* Extracted entries *
◆ ◆ ◆ ◆ ◆

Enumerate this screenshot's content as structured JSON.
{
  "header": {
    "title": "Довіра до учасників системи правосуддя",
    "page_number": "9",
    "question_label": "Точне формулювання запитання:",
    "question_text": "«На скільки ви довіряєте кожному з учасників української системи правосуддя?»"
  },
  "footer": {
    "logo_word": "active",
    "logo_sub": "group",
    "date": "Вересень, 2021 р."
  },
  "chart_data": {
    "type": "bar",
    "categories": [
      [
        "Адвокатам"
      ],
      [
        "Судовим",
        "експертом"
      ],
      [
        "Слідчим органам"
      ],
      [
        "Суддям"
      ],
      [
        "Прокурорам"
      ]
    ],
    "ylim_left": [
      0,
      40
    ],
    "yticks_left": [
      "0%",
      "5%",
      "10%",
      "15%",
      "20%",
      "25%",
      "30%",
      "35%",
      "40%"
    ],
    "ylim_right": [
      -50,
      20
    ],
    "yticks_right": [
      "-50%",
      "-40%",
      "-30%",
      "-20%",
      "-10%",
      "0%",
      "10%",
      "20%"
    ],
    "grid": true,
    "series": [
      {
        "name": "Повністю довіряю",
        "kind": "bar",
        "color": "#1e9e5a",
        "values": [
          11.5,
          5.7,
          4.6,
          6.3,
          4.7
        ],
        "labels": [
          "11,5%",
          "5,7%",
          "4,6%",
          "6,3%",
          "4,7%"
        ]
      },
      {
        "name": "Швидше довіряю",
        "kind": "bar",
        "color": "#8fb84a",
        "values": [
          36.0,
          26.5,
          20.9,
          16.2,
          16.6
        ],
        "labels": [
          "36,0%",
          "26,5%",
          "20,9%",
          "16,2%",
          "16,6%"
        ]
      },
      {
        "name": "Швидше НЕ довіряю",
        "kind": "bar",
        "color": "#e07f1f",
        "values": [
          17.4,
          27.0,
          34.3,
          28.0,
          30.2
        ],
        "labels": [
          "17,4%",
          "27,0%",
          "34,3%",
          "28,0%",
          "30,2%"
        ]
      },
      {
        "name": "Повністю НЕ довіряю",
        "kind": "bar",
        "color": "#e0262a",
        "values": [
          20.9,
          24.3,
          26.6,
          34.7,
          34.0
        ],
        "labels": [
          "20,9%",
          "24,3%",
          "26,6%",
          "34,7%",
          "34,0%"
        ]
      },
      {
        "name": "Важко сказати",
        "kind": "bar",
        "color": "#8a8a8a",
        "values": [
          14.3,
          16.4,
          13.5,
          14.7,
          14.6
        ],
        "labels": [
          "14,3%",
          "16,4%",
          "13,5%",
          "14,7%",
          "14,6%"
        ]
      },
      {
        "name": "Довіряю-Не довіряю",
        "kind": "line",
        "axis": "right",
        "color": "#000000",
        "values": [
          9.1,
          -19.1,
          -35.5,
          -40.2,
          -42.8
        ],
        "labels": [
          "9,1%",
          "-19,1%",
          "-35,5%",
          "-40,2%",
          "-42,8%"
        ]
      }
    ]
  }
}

◆ ◆ ◆ ◆ ◆

* Directions *
Repeat each entry word for word.

* Reply to the task *
Enumerate this screenshot's content as structured JSON.
{
  "header": {
    "title": "Довіра до учасників системи правосуддя",
    "page_number": "9",
    "question_label": "Точне формулювання запитання:",
    "question_text": "«На скільки ви довіряєте кожному з учасників української системи правосуддя?»"
  },
  "footer": {
    "logo_word": "active",
    "logo_sub": "group",
    "date": "Вересень, 2021 р."
  },
  "chart_data": {
    "type": "bar",
    "categories": [
      [
        "Адвокатам"
      ],
      [
        "Судовим",
        "експертом"
      ],
      [
        "Слідчим органам"
      ],
      [
        "Суддям"
      ],
      [
        "Прокурорам"
      ]
    ],
    "ylim_left": [
      0,
      40
    ],
    "yticks_left": [
      "0%",
      "5%",
      "10%",
      "15%",
      "20%",
      "25%",
      "30%",
      "35%",
      "40%"
    ],
    "ylim_right": [
      -50,
      20
    ],
    "yticks_right": [
      "-50%",
      "-40%",
      "-30%",
      "-20%",
      "-10%",
      "0%",
      "10%",
      "20%"
    ],
    "grid": true,
    "series": [
      {
        "name": "Повністю довіряю",
        "kind": "bar",
        "color": "#1e9e5a",
        "values": [
          11.5,
          5.7,
          4.6,
          6.3,
          4.7
        ],
        "labels": [
          "11,5%",
          "5,7%",
          "4,6%",
          "6,3%",
          "4,7%"
        ]
      },
      {
        "name": "Швидше довіряю",
        "kind": "bar",
        "color": "#8fb84a",
        "values": [
          36.0,
          26.5,
          20.9,
          16.2,
          16.6
        ],
        "labels": [
          "36,0%",
          "26,5%",
          "20,9%",
          "16,2%",
          "16,6%"
        ]
      },
      {
        "name": "Швидше НЕ довіряю",
        "kind": "bar",
        "color": "#e07f1f",
        "values": [
          17.4,
          27.0,
          34.3,
          28.0,
          30.2
        ],
        "labels": [
          "17,4%",
          "27,0%",
          "34,3%",
          "28,0%",
          "30,2%"
        ]
      },
      {
        "name": "Повністю НЕ довіряю",
        "kind": "bar",
        "color": "#e0262a",
        "values": [
          20.9,
          24.3,
          26.6,
          34.7,
          34.0
        ],
        "labels": [
          "20,9%",
          "24,3%",
          "26,6%",
          "34,7%",
          "34,0%"
        ]
      },
      {
        "name": "Важко сказати",
        "kind": "bar",
        "color": "#8a8a8a",
        "values": [
          14.3,
          16.4,
          13.5,
          14.7,
          14.6
        ],
        "labels": [
          "14,3%",
          "16,4%",
          "13,5%",
          "14,7%",
          "14,6%"
        ]
      },
      {
        "name": "Довіряю-Не довіряю",
        "kind": "line",
        "axis": "right",
        "color": "#000000",
        "values": [
          9.1,
          -19.1,
          -35.5,
          -40.2,
          -42.8
        ],
        "labels": [
          "9,1%",
          "-19,1%",
          "-35,5%",
          "-40,2%",
          "-42,8%"
        ]
      }
    ]
  }
}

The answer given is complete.